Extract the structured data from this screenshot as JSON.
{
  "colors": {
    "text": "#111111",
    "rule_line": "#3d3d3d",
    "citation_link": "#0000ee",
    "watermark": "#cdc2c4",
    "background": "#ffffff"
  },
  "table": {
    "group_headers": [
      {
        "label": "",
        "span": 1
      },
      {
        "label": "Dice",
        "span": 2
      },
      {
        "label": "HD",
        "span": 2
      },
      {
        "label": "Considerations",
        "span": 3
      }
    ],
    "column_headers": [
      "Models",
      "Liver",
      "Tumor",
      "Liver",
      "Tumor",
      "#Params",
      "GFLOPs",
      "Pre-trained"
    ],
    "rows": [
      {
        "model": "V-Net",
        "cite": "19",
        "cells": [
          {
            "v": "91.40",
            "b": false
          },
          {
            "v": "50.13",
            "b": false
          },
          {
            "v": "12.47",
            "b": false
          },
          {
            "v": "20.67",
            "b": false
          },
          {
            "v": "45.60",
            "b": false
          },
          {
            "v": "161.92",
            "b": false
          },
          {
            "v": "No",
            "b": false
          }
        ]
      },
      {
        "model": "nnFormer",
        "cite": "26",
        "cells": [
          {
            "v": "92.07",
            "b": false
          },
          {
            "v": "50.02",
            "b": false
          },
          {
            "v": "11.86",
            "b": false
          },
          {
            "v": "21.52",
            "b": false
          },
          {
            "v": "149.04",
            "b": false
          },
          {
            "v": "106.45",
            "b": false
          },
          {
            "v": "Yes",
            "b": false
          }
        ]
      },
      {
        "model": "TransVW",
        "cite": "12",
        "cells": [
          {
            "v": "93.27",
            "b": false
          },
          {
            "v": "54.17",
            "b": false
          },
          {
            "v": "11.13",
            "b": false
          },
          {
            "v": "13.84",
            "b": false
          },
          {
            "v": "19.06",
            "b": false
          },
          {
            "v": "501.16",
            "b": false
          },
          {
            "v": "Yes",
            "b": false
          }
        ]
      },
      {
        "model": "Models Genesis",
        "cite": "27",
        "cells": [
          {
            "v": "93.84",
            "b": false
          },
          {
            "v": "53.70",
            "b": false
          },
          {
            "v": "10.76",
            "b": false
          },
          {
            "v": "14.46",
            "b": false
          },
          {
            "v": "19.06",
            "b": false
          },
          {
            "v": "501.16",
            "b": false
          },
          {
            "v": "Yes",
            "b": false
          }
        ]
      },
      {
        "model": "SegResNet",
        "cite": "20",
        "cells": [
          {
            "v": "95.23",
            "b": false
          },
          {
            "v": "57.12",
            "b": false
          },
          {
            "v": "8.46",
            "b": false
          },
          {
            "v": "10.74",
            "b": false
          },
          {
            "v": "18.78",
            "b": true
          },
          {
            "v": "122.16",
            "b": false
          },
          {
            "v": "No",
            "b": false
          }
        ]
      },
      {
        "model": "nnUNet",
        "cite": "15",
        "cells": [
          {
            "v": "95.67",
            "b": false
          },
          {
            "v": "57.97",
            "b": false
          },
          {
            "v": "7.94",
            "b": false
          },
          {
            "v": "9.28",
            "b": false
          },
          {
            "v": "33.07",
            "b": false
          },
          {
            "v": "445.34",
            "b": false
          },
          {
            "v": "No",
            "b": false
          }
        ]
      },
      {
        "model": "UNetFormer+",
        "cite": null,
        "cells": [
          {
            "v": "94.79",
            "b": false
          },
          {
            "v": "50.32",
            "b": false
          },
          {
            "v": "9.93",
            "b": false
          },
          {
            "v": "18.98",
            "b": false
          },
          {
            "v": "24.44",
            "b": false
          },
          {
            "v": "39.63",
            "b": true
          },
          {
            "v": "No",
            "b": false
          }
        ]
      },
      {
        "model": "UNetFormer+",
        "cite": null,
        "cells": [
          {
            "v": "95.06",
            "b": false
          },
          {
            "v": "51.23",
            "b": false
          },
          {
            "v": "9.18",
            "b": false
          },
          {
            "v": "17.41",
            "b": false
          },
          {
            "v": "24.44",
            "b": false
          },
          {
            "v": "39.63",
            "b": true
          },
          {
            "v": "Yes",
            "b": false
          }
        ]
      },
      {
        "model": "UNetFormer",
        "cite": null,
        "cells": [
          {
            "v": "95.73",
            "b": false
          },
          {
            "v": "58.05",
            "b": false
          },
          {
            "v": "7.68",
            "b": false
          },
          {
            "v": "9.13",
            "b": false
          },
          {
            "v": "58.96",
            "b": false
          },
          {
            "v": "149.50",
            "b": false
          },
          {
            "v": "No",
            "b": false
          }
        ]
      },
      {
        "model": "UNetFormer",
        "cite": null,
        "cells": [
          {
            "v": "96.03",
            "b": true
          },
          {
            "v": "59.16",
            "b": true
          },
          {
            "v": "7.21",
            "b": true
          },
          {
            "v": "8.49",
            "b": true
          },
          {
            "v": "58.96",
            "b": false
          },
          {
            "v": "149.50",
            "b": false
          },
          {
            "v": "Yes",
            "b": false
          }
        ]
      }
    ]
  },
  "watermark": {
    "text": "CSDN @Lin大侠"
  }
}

□ □ □ □

Assignment
Each line of the listing should be copied exactly.

Solution for this task
Extract the structured data from this screenshot as JSON.
{
  "colors": {
    "text": "#111111",
    "rule_line": "#3d3d3d",
    "citation_link": "#0000ee",
    "watermark": "#cdc2c4",
    "background": "#ffffff"
  },
  "table": {
    "group_headers": [
      {
        "label": "",
        "span": 1
      },
      {
        "label": "Dice",
        "span": 2
      },
      {
        "label": "HD",
        "span": 2
      },
      {
        "label": "Considerations",
        "span": 3
      }
    ],
    "column_headers": [
      "Models",
      "Liver",
      "Tumor",
      "Liver",
      "Tumor",
      "#Params",
      "GFLOPs",
      "Pre-trained"
    ],
    "rows": [
      {
        "model": "V-Net",
        "cite": "19",
        "cells": [
          {
            "v": "91.40",
            "b": false
          },
          {
            "v": "50.13",
            "b": false
          },
          {
            "v": "12.47",
            "b": false
          },
          {
            "v": "20.67",
            "b": false
          },
          {
            "v": "45.60",
            "b": false
          },
          {
            "v": "161.92",
            "b": false
          },
          {
            "v": "No",
            "b": false
          }
        ]
      },
      {
        "model": "nnFormer",
        "cite": "26",
        "cells": [
          {
            "v": "92.07",
            "b": false
          },
          {
            "v": "50.02",
            "b": false
          },
          {
            "v": "11.86",
            "b": false
          },
          {
            "v": "21.52",
            "b": false
          },
          {
            "v": "149.04",
            "b": false
          },
          {
            "v": "106.45",
            "b": false
          },
          {
            "v": "Yes",
            "b": false
          }
        ]
      },
      {
        "model": "TransVW",
        "cite": "12",
        "cells": [
          {
            "v": "93.27",
            "b": false
          },
          {
            "v": "54.17",
            "b": false
          },
          {
            "v": "11.13",
            "b": false
          },
          {
            "v": "13.84",
            "b": false
          },
          {
            "v": "19.06",
            "b": false
          },
          {
            "v": "501.16",
            "b": false
          },
          {
            "v": "Yes",
            "b": false
          }
        ]
      },
      {
        "model": "Models Genesis",
        "cite": "27",
        "cells": [
          {
            "v": "93.84",
            "b": false
          },
          {
            "v": "53.70",
            "b": false
          },
          {
            "v": "10.76",
            "b": false
          },
          {
            "v": "14.46",
            "b": false
          },
          {
            "v": "19.06",
            "b": false
          },
          {
            "v": "501.16",
            "b": false
          },
          {
            "v": "Yes",
            "b": false
          }
        ]
      },
      {
        "model": "SegResNet",
        "cite": "20",
        "cells": [
          {
            "v": "95.23",
            "b": false
          },
          {
            "v": "57.12",
            "b": false
          },
          {
            "v": "8.46",
            "b": false
          },
          {
            "v": "10.74",
            "b": false
          },
          {
            "v": "18.78",
            "b": true
          },
          {
            "v": "122.16",
            "b": false
          },
          {
            "v": "No",
            "b": false
          }
        ]
      },
      {
        "model": "nnUNet",
        "cite": "15",
        "cells": [
          {
            "v": "95.67",
            "b": false
          },
          {
            "v": "57.97",
            "b": false
          },
          {
            "v": "7.94",
            "b": false
          },
          {
            "v": "9.28",
            "b": false
          },
          {
            "v": "33.07",
            "b": false
          },
          {
            "v": "445.34",
            "b": false
          },
          {
            "v": "No",
            "b": false
          }
        ]
      },
      {
        "model": "UNetFormer+",
        "cite": null,
        "cells": [
          {
            "v": "94.79",
            "b": false
          },
          {
            "v": "50.32",
            "b": false
          },
          {
            "v": "9.93",
            "b": false
          },
          {
            "v": "18.98",
            "b": false
          },
          {
            "v": "24.44",
            "b": false
          },
          {
            "v": "39.63",
            "b": true
          },
          {
            "v": "No",
            "b": false
          }
        ]
      },
      {
        "model": "UNetFormer+",
        "cite": null,
        "cells": [
          {
            "v": "95.06",
            "b": false
          },
          {
            "v": "51.23",
            "b": false
          },
          {
            "v": "9.18",
            "b": false
          },
          {
            "v": "17.41",
            "b": false
          },
          {
            "v": "24.44",
            "b": false
          },
          {
            "v": "39.63",
            "b": true
          },
          {
            "v": "Yes",
            "b": false
          }
        ]
      },
      {
        "model": "UNetFormer",
        "cite": null,
        "cells": [
          {
            "v": "95.73",
            "b": false
          },
          {
            "v": "58.05",
            "b": false
          },
          {
            "v": "7.68",
            "b": false
          },
          {
            "v": "9.13",
            "b": false
          },
          {
            "v": "58.96",
            "b": false
          },
          {
            "v": "149.50",
            "b": false
          },
          {
            "v": "No",
            "b": false
          }
        ]
      },
      {
        "model": "UNetFormer",
        "cite": null,
        "cells": [
          {
            "v": "96.03",
            "b": true
          },
          {
            "v": "59.16",
            "b": true
          },
          {
            "v": "7.21",
            "b": true
          },
          {
            "v": "8.49",
            "b": true
          },
          {
            "v": "58.96",
            "b": false
          },
          {
            "v": "149.50",
            "b": false
          },
          {
            "v": "Yes",
            "b": false
          }
        ]
      }
    ]
  },
  "watermark": {
    "text": "CSDN @Lin大侠"
  }
}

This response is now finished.